■ Requirement ■
Single out the lines that include the word "year". Copy them.

■ Record excerpts ■
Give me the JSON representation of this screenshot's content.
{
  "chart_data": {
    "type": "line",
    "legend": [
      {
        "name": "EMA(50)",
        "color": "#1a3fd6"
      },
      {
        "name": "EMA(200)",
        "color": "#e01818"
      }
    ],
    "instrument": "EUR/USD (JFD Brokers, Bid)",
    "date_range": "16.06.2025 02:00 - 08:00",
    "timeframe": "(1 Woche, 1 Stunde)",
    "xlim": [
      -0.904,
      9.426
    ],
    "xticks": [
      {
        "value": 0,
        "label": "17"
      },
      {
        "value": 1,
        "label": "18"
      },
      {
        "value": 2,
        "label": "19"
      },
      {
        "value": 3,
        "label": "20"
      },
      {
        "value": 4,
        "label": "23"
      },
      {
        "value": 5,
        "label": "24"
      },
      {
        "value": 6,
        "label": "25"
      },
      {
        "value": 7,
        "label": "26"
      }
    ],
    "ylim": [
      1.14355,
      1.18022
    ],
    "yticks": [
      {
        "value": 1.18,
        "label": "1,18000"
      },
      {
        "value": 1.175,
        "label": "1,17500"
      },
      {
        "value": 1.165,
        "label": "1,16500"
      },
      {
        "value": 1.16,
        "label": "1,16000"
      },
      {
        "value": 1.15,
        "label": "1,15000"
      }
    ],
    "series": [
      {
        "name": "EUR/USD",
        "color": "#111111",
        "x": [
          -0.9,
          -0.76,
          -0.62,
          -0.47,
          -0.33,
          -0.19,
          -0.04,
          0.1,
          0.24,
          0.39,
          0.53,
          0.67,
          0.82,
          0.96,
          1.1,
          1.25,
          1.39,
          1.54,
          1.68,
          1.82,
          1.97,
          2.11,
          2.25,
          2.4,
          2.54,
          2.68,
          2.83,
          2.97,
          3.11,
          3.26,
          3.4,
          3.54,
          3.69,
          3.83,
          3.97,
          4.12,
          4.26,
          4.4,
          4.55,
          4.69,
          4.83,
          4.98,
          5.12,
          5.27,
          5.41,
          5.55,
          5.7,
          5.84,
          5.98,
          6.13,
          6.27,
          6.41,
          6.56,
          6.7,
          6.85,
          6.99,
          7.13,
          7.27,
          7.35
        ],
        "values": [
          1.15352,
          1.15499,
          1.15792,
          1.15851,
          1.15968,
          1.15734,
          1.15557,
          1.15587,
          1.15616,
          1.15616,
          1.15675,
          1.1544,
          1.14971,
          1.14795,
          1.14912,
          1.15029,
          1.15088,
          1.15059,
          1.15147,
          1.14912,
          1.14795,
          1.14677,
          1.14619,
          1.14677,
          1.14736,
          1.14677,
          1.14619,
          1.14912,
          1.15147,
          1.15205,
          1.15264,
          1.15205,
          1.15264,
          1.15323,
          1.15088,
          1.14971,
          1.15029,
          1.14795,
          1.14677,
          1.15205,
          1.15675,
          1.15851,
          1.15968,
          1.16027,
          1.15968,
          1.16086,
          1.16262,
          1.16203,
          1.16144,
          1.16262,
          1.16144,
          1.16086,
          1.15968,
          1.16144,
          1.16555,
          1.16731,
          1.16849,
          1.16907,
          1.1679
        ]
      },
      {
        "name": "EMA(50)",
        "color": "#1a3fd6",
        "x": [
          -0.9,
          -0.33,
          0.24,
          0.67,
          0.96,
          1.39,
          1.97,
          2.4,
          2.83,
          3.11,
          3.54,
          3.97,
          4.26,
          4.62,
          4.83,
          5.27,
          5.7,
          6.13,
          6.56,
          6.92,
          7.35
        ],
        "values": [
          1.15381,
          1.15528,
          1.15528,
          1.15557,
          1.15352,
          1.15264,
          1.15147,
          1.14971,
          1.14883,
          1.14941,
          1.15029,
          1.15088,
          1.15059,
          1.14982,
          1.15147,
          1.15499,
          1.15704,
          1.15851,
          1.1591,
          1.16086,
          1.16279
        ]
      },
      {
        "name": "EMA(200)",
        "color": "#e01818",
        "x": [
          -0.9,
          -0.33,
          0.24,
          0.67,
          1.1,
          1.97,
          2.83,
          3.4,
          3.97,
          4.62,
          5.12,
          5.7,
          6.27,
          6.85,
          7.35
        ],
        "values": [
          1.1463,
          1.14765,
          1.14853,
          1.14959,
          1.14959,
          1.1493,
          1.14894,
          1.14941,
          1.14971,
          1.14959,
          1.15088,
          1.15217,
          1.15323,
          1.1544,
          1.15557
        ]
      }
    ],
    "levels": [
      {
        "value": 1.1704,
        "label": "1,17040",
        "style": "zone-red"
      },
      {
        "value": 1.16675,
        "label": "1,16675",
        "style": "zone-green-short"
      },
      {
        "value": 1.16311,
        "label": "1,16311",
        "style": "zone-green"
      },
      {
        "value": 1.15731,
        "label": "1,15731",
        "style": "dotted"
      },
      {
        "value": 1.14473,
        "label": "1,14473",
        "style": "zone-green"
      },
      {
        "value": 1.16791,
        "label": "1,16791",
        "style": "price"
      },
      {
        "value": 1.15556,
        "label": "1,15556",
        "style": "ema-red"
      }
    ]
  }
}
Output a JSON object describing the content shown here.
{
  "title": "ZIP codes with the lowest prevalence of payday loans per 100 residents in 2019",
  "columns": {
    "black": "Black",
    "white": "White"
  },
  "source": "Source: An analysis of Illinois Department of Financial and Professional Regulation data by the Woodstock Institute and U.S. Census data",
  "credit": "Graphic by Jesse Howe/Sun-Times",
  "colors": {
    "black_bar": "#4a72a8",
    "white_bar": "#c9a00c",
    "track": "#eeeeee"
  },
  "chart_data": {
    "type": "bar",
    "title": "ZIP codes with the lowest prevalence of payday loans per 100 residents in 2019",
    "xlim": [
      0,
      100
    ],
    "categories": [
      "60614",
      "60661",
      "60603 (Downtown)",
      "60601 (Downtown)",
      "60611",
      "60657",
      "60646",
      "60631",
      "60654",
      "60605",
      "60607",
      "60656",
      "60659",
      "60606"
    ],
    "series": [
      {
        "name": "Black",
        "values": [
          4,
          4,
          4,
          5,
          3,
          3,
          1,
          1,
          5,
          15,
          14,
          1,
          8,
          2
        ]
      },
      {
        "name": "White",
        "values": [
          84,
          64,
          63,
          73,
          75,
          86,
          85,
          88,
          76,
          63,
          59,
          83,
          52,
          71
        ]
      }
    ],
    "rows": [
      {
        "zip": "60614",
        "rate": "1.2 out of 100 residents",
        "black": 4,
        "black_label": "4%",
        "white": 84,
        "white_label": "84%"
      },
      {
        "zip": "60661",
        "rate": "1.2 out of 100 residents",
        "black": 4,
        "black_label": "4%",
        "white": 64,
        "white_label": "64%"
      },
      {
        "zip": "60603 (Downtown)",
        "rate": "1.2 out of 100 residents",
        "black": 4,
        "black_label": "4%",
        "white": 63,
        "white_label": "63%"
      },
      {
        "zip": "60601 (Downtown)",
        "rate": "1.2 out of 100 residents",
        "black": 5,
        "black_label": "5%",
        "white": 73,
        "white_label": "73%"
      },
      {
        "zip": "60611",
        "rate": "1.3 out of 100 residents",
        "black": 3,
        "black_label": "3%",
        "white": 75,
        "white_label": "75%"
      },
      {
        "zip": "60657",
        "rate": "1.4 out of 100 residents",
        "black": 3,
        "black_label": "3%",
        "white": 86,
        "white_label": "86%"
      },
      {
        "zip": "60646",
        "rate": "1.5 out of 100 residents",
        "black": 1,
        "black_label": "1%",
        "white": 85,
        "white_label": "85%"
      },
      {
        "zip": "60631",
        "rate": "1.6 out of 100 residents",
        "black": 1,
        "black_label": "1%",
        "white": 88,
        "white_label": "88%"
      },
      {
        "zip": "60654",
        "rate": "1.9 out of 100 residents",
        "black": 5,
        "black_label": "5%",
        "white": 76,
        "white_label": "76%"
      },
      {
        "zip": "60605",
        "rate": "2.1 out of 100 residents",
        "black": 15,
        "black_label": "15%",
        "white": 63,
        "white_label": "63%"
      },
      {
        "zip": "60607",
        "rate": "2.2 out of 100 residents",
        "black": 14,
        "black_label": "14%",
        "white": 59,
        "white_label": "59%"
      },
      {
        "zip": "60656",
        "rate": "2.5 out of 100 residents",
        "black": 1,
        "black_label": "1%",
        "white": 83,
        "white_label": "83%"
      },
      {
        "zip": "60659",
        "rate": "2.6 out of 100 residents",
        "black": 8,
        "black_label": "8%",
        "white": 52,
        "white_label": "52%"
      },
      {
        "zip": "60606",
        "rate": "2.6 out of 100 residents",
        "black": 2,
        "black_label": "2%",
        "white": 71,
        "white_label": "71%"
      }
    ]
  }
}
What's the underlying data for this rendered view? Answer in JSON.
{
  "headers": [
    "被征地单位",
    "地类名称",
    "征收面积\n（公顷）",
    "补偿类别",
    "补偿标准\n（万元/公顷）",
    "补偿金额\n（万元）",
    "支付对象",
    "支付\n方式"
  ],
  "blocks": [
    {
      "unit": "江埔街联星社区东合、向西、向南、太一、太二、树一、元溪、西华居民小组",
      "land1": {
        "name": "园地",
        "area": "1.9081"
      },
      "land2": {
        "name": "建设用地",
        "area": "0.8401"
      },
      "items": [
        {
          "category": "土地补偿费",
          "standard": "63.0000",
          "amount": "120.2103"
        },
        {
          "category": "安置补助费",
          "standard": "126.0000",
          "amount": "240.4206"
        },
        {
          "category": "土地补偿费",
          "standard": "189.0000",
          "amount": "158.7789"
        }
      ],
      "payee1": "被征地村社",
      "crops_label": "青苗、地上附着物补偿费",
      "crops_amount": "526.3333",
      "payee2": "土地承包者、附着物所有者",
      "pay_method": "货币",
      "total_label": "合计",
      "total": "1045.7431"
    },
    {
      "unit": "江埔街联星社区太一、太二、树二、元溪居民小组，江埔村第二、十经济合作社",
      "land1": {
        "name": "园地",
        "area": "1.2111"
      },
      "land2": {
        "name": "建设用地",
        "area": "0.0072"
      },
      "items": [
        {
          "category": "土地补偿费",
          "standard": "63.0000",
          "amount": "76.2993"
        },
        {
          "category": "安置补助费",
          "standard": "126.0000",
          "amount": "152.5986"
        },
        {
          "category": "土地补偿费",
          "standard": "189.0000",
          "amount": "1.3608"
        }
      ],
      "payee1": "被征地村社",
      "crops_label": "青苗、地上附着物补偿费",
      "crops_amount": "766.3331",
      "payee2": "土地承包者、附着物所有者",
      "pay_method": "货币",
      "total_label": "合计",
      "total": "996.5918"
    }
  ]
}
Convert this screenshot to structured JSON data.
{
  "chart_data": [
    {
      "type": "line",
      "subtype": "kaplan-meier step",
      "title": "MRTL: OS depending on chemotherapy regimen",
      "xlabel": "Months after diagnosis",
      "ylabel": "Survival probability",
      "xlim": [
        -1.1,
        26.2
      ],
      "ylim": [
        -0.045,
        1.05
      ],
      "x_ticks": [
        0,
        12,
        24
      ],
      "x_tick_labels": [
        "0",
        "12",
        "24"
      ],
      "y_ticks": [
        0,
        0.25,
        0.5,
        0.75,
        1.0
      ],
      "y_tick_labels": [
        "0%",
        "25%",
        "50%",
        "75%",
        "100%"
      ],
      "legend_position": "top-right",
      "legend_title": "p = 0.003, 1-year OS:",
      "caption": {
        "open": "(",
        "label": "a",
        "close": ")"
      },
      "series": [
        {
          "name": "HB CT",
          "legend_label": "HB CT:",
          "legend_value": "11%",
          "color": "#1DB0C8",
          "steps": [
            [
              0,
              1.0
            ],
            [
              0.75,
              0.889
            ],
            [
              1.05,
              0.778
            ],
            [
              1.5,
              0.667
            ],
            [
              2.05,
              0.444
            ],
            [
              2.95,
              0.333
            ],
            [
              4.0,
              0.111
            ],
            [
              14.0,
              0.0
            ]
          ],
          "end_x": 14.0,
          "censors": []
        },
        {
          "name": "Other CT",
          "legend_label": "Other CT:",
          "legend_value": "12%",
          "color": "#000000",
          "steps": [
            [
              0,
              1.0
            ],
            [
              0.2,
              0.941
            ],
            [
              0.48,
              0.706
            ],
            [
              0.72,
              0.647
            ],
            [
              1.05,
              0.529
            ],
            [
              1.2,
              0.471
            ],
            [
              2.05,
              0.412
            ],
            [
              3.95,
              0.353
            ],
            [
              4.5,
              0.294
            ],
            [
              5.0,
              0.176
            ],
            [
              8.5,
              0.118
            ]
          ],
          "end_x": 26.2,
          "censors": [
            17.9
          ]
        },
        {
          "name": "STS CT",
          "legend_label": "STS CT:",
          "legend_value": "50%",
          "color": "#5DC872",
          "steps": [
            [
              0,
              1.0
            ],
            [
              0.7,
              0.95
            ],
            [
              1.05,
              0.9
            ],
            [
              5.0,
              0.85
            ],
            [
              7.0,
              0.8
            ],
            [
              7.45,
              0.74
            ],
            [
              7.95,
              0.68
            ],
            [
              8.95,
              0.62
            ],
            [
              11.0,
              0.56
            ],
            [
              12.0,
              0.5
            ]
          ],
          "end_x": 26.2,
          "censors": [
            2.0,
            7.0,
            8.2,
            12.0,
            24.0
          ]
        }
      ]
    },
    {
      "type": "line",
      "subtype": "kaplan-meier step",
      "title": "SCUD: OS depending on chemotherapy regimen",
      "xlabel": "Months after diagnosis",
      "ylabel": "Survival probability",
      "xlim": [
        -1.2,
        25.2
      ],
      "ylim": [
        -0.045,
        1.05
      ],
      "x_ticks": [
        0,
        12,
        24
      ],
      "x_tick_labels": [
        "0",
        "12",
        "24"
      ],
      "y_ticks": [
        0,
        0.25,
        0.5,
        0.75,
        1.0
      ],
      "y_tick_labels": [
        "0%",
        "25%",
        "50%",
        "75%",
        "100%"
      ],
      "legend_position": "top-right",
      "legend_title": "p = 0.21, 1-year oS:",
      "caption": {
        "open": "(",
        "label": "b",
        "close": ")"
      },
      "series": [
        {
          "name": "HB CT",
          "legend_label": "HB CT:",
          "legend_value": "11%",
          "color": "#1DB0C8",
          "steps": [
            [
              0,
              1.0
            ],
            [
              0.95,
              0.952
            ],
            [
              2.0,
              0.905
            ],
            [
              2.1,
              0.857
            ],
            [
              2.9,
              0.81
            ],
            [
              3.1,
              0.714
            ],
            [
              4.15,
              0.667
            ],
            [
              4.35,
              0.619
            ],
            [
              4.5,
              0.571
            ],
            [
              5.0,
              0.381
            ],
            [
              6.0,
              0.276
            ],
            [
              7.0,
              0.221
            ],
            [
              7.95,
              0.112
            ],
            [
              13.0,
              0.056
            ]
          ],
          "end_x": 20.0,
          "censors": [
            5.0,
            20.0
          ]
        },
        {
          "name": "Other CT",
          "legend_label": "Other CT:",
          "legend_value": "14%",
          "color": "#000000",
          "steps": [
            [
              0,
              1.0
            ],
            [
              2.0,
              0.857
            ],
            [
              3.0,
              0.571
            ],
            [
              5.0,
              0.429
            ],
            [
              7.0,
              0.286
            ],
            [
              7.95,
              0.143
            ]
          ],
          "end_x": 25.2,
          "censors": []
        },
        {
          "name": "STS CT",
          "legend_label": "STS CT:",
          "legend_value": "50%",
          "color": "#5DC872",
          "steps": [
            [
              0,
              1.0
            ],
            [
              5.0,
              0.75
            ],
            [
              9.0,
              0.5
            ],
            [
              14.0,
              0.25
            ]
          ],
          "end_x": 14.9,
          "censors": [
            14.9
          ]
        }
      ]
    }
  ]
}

■ In response ■
      "legend_title": "p = 0.003, 1-year OS:",
      "legend_title": "p = 0.21, 1-year oS:",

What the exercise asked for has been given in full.